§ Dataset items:
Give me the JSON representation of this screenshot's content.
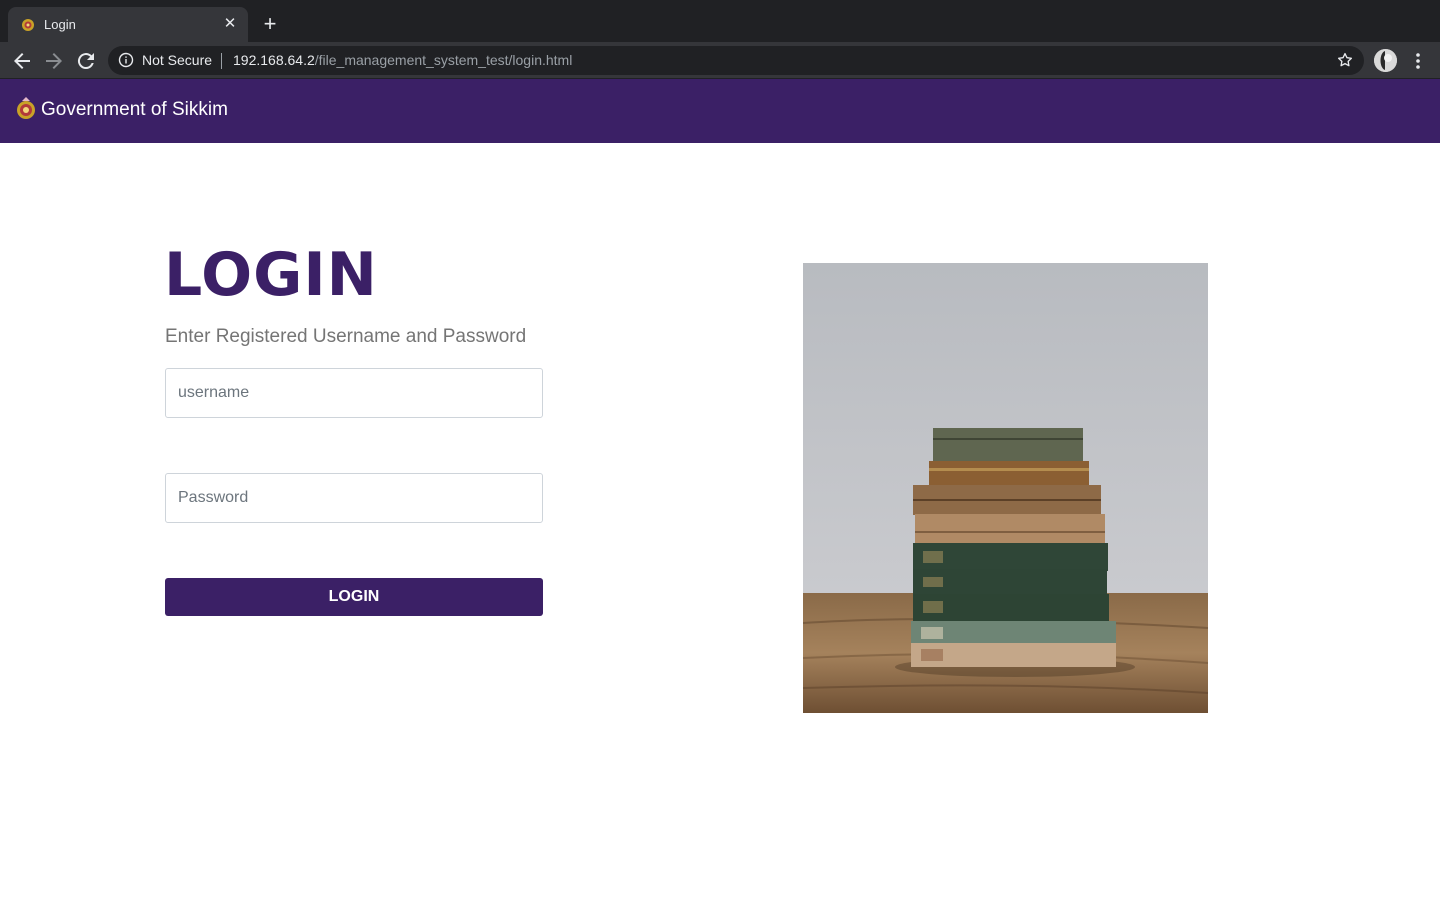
{
  "browser": {
    "tab_title": "Login",
    "tab_close": "✕",
    "new_tab": "+",
    "security_label": "Not Secure",
    "url_host": "192.168.64.2",
    "url_path": "/file_management_system_test/login.html"
  },
  "site": {
    "brand": "Government of Sikkim",
    "accent_color": "#3b2066"
  },
  "login": {
    "title": "LOGIN",
    "subtitle": "Enter Registered Username and Password",
    "username_placeholder": "username",
    "password_placeholder": "Password",
    "button_label": "LOGIN"
  },
  "image": {
    "subject": "stack-of-books-photo"
  }
}
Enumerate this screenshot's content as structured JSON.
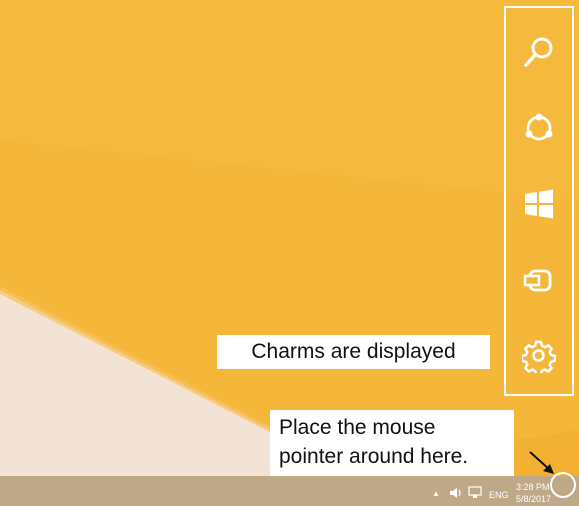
{
  "charms": [
    {
      "name": "Search",
      "icon": "search-icon"
    },
    {
      "name": "Share",
      "icon": "share-icon"
    },
    {
      "name": "Start",
      "icon": "windows-logo-icon"
    },
    {
      "name": "Devices",
      "icon": "devices-icon"
    },
    {
      "name": "Settings",
      "icon": "gear-icon"
    }
  ],
  "callouts": {
    "charms_displayed": "Charms are displayed",
    "pointer_line1": "Place the mouse",
    "pointer_line2": "pointer around here."
  },
  "taskbar": {
    "language": "ENG",
    "time": "3:28 PM",
    "date": "5/8/2017",
    "tray_icons": [
      "show-hidden-icons-arrow",
      "volume-icon",
      "network-icon"
    ]
  },
  "colors": {
    "desktop_orange": "#f4b73a",
    "desktop_light_orange": "#f7c24a",
    "desktop_cream": "#f2e3d4",
    "taskbar": "#bfa888",
    "outline": "#ffffff"
  }
}
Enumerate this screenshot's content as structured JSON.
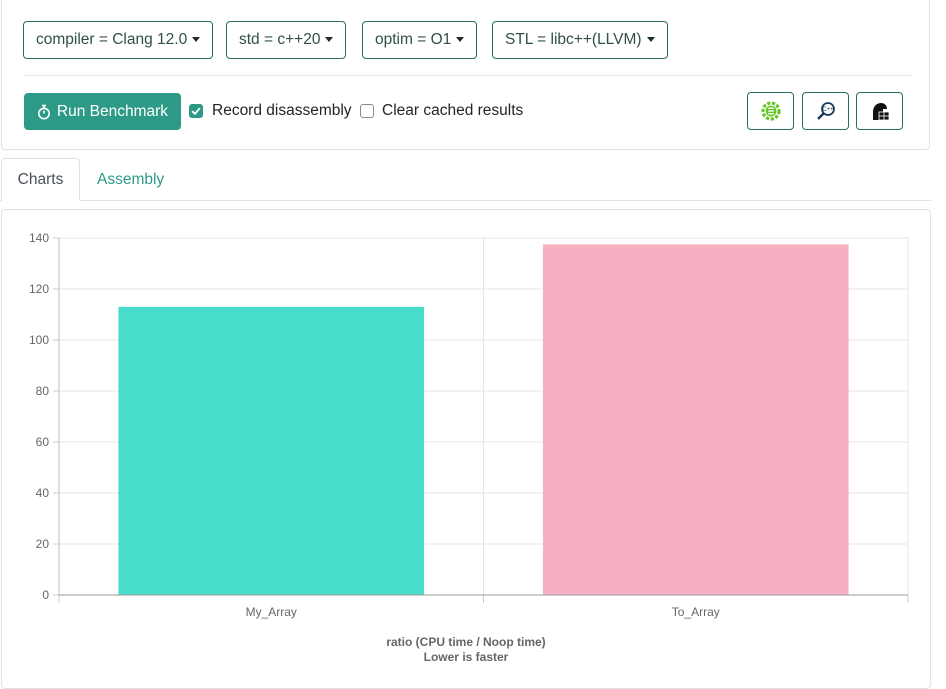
{
  "settings": {
    "dropdowns": [
      {
        "label": "compiler = Clang 12.0"
      },
      {
        "label": "std = c++20"
      },
      {
        "label": "optim = O1"
      },
      {
        "label": "STL = libc++(LLVM)"
      }
    ],
    "run_button_label": "Run Benchmark",
    "record_disassembly": {
      "label": "Record disassembly",
      "checked": true
    },
    "clear_cache": {
      "label": "Clear cached results",
      "checked": false
    },
    "accent_color": "#2d9a87",
    "border_color": "#2a6e63"
  },
  "tabs": [
    {
      "label": "Charts",
      "active": true
    },
    {
      "label": "Assembly",
      "active": false
    }
  ],
  "chart_data": {
    "type": "bar",
    "categories": [
      "My_Array",
      "To_Array"
    ],
    "values": [
      113,
      137.5
    ],
    "colors": [
      "#48dccb",
      "#f7b0c1"
    ],
    "xlabel": "ratio (CPU time / Noop time)",
    "xlabel2": "Lower is faster",
    "ylim": [
      0,
      140
    ],
    "yticks": [
      0,
      20,
      40,
      60,
      80,
      100,
      120,
      140
    ],
    "grid": true
  }
}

§ Challenge: Lines holding the word "time" in the entries above are the ones to pull out. Copy them all.

§ Task response:
    "time": "3:28 PM",
    "xlabel": "ratio (CPU time / Noop time)",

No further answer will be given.